_GIVEN PROBLEM_
Write each line word for word, from the line that contains "Read all visible content and emit it as JSON." through the last line of the material below.

---------- LISTING ----------

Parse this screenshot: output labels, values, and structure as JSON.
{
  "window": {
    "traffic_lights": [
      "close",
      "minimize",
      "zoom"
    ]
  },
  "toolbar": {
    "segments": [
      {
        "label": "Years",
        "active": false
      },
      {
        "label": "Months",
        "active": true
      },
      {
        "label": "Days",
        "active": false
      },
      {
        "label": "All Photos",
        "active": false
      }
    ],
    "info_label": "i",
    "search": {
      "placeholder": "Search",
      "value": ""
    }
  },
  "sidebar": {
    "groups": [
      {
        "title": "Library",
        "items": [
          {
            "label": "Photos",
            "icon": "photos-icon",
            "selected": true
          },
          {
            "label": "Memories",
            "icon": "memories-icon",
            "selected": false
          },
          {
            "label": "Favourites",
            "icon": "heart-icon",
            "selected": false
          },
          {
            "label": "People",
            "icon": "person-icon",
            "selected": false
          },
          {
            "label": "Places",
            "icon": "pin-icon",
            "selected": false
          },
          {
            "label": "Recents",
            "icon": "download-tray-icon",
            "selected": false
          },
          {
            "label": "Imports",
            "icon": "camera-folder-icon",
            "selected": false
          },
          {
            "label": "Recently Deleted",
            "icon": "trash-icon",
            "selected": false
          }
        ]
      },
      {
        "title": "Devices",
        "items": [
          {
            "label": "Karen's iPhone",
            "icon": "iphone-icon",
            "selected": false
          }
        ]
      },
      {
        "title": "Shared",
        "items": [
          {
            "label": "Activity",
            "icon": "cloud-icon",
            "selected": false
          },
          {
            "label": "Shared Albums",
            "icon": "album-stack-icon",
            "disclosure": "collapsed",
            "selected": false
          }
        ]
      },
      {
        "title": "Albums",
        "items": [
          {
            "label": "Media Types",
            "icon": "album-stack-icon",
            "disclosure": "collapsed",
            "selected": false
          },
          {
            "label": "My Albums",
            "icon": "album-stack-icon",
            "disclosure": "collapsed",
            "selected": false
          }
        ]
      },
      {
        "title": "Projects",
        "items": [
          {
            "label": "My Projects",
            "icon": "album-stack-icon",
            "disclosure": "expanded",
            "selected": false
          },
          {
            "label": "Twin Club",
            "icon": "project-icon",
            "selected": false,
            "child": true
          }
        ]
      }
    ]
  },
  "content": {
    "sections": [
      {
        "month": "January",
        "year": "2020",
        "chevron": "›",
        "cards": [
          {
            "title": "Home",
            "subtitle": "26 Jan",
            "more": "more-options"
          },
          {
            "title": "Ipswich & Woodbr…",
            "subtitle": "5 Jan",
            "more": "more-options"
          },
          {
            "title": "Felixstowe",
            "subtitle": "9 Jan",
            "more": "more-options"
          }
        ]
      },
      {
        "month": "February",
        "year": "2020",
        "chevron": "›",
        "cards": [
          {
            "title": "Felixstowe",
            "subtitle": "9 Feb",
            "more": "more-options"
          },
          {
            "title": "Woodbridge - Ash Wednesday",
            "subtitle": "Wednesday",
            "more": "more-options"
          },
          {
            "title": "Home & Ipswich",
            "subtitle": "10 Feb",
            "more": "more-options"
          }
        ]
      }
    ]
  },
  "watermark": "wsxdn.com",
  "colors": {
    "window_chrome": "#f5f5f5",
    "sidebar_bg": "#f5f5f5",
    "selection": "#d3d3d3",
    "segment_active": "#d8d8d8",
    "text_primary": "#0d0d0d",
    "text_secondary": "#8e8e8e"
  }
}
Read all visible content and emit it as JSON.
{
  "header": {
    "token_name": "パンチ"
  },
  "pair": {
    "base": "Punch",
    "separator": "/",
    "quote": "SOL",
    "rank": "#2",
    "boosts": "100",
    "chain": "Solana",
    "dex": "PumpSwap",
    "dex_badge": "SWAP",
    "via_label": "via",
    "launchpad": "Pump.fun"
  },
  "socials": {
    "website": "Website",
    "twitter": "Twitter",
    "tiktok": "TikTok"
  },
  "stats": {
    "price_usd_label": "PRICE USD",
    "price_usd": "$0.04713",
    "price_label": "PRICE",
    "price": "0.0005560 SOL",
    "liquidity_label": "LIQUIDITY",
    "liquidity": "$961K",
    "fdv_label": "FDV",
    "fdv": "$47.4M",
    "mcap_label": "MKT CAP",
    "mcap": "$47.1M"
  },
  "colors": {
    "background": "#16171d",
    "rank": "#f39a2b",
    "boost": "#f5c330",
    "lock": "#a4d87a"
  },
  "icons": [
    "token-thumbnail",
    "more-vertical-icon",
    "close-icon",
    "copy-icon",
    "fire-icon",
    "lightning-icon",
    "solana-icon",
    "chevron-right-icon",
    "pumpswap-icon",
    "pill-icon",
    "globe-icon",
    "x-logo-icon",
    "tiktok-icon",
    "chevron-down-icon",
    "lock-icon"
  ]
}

----------

_IN RESPONSE_
Read all visible content and emit it as JSON.
{
  "header": {
    "token_name": "パンチ"
  },
  "pair": {
    "base": "Punch",
    "separator": "/",
    "quote": "SOL",
    "rank": "#2",
    "boosts": "100",
    "chain": "Solana",
    "dex": "PumpSwap",
    "dex_badge": "SWAP",
    "via_label": "via",
    "launchpad": "Pump.fun"
  },
  "socials": {
    "website": "Website",
    "twitter": "Twitter",
    "tiktok": "TikTok"
  },
  "stats": {
    "price_usd_label": "PRICE USD",
    "price_usd": "$0.04713",
    "price_label": "PRICE",
    "price": "0.0005560 SOL",
    "liquidity_label": "LIQUIDITY",
    "liquidity": "$961K",
    "fdv_label": "FDV",
    "fdv": "$47.4M",
    "mcap_label": "MKT CAP",
    "mcap": "$47.1M"
  },
  "colors": {
    "background": "#16171d",
    "rank": "#f39a2b",
    "boost": "#f5c330",
    "lock": "#a4d87a"
  },
  "icons": [
    "token-thumbnail",
    "more-vertical-icon",
    "close-icon",
    "copy-icon",
    "fire-icon",
    "lightning-icon",
    "solana-icon",
    "chevron-right-icon",
    "pumpswap-icon",
    "pill-icon",
    "globe-icon",
    "x-logo-icon",
    "tiktok-icon",
    "chevron-down-icon",
    "lock-icon"
  ]
}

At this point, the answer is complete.